| Your goal |
Pull each line holding "orbital" out of the entries below.

Extracted data entries
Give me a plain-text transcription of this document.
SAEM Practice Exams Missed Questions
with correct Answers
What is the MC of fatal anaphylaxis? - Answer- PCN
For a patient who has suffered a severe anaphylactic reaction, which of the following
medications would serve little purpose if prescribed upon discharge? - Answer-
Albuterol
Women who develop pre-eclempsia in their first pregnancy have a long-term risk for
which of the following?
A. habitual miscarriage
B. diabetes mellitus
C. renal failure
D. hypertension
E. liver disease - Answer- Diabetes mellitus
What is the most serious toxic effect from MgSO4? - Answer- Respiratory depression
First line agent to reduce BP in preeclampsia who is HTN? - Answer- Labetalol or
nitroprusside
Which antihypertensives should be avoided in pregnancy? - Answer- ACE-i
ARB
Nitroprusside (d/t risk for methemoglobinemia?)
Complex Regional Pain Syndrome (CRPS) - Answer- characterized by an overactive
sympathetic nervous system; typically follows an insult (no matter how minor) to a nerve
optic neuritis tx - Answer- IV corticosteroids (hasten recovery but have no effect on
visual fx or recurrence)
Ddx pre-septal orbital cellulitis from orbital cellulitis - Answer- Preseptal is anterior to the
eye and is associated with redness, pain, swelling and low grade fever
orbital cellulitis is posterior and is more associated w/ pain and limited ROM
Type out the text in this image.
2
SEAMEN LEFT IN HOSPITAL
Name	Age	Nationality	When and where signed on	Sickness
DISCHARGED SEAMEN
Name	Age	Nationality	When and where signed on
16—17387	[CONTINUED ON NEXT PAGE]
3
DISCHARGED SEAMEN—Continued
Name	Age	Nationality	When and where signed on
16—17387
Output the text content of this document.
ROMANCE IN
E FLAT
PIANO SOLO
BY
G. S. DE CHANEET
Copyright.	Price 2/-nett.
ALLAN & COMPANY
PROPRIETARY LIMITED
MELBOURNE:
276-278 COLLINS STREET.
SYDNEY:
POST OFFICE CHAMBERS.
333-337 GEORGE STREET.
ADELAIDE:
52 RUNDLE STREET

| Response to the exercise |
Ddx pre-septal orbital cellulitis from orbital cellulitis - Answer- Preseptal is anterior to the
orbital cellulitis is posterior and is more associated w/ pain and limited ROM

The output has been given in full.